## What you need to do
Scan the lines below; pull out those with "name".

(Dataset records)

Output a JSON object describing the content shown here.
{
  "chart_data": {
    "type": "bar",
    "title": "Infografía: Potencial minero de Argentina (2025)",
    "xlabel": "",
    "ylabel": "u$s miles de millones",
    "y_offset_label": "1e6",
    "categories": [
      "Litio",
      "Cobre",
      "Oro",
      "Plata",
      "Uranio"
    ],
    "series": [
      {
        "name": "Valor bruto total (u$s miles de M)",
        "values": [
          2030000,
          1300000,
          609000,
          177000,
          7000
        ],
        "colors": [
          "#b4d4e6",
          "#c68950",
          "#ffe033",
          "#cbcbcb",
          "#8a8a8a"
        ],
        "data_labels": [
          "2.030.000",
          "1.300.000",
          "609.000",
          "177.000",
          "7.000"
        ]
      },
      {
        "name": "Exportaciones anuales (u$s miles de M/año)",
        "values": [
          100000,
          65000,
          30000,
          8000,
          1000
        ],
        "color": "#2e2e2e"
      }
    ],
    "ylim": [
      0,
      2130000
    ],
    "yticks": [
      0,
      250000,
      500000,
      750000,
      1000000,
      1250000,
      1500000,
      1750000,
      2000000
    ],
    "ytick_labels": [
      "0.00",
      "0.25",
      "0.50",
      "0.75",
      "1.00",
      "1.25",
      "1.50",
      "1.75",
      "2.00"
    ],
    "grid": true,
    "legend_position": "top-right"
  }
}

## Result of the task
        "name": "Valor bruto total (u$s miles de M)",
        "name": "Exportaciones anuales (u$s miles de M/año)",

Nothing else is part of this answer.